#### Supplied entries ####
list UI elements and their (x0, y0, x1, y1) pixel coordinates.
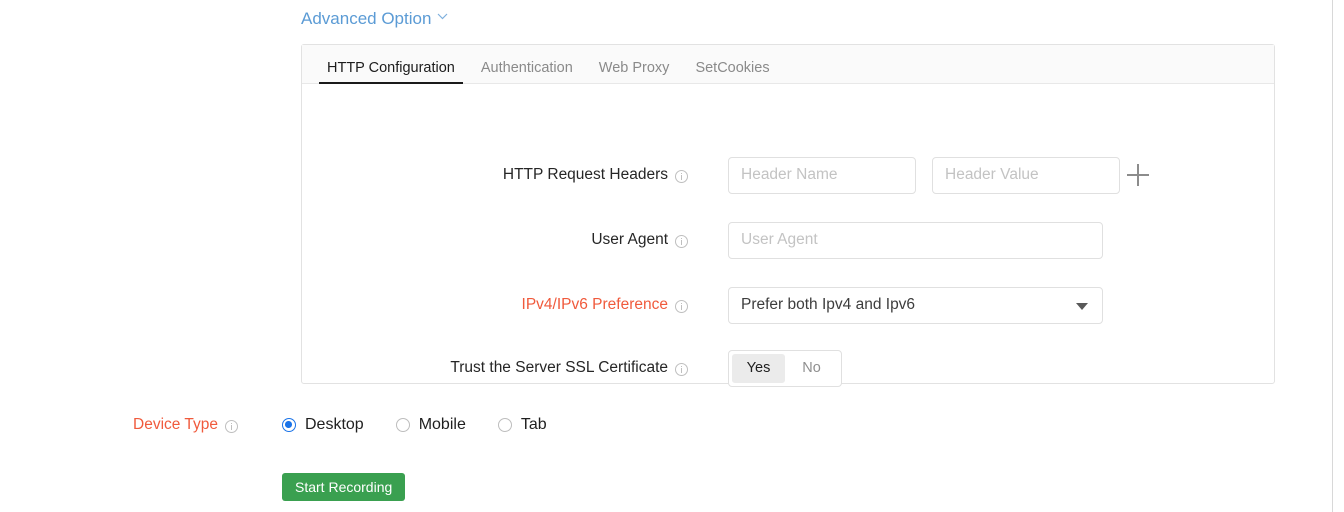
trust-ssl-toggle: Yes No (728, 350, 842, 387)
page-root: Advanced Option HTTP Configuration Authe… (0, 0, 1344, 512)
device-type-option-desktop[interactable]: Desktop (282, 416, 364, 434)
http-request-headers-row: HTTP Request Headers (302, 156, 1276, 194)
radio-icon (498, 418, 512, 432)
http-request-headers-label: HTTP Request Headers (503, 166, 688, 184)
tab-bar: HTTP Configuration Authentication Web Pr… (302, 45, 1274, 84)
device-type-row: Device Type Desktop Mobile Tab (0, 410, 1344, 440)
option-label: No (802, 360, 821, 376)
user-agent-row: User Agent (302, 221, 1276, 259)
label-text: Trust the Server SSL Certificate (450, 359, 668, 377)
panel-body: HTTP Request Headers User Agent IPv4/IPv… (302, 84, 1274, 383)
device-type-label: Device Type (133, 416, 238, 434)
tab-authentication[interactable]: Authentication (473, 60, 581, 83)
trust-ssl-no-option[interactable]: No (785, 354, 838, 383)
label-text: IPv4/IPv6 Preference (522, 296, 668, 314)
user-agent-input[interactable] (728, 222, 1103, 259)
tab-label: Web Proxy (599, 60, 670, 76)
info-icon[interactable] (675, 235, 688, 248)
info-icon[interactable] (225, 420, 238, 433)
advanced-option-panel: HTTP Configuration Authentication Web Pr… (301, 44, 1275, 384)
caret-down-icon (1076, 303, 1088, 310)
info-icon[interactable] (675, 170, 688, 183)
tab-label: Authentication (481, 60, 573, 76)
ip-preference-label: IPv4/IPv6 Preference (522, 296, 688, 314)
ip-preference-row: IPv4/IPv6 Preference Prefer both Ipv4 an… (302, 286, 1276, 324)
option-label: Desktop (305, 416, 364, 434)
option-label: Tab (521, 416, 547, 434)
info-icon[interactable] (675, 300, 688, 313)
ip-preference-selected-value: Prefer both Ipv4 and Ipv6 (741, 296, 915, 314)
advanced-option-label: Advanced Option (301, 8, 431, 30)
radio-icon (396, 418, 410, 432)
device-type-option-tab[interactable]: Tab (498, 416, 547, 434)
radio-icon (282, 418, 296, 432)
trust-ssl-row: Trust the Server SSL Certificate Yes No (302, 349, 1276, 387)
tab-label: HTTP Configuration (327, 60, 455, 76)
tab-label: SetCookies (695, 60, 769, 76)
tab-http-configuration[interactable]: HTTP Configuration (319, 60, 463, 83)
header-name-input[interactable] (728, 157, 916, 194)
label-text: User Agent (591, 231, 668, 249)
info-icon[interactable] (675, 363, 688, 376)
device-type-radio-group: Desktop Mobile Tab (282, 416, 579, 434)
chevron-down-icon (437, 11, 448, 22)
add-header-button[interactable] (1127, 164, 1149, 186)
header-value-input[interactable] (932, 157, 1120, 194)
####
▶ [Work to be completed]:
Return verbatim the part of the records above that opens with the line containing "trust-ssl-toggle: Yes No (728, 350, 842, 387)" and closes with the line containing "info-icon[interactable] (675, 363, 688, 376)", including both of those lines.

▶ [Problem solution]:
trust-ssl-toggle: Yes No (728, 350, 842, 387)
page-root: Advanced Option HTTP Configuration Authe… (0, 0, 1344, 512)
device-type-option-desktop[interactable]: Desktop (282, 416, 364, 434)
http-request-headers-row: HTTP Request Headers (302, 156, 1276, 194)
radio-icon (498, 418, 512, 432)
http-request-headers-label: HTTP Request Headers (503, 166, 688, 184)
tab-bar: HTTP Configuration Authentication Web Pr… (302, 45, 1274, 84)
device-type-row: Device Type Desktop Mobile Tab (0, 410, 1344, 440)
option-label: No (802, 360, 821, 376)
user-agent-row: User Agent (302, 221, 1276, 259)
label-text: Trust the Server SSL Certificate (450, 359, 668, 377)
panel-body: HTTP Request Headers User Agent IPv4/IPv… (302, 84, 1274, 383)
device-type-label: Device Type (133, 416, 238, 434)
tab-authentication[interactable]: Authentication (473, 60, 581, 83)
trust-ssl-no-option[interactable]: No (785, 354, 838, 383)
label-text: IPv4/IPv6 Preference (522, 296, 668, 314)
user-agent-input[interactable] (728, 222, 1103, 259)
tab-label: Web Proxy (599, 60, 670, 76)
info-icon[interactable] (675, 235, 688, 248)
info-icon[interactable] (225, 420, 238, 433)
advanced-option-panel: HTTP Configuration Authentication Web Pr… (301, 44, 1275, 384)
caret-down-icon (1076, 303, 1088, 310)
info-icon[interactable] (675, 170, 688, 183)
tab-label: Authentication (481, 60, 573, 76)
ip-preference-label: IPv4/IPv6 Preference (522, 296, 688, 314)
ip-preference-row: IPv4/IPv6 Preference Prefer both Ipv4 an… (302, 286, 1276, 324)
option-label: Desktop (305, 416, 364, 434)
option-label: Tab (521, 416, 547, 434)
info-icon[interactable] (675, 300, 688, 313)
ip-preference-selected-value: Prefer both Ipv4 and Ipv6 (741, 296, 915, 314)
advanced-option-label: Advanced Option (301, 8, 431, 30)
radio-icon (396, 418, 410, 432)
device-type-option-tab[interactable]: Tab (498, 416, 547, 434)
radio-icon (282, 418, 296, 432)
trust-ssl-row: Trust the Server SSL Certificate Yes No (302, 349, 1276, 387)
tab-label: HTTP Configuration (327, 60, 455, 76)
tab-label: SetCookies (695, 60, 769, 76)
tab-http-configuration[interactable]: HTTP Configuration (319, 60, 463, 83)
header-name-input[interactable] (728, 157, 916, 194)
label-text: User Agent (591, 231, 668, 249)
info-icon[interactable] (675, 363, 688, 376)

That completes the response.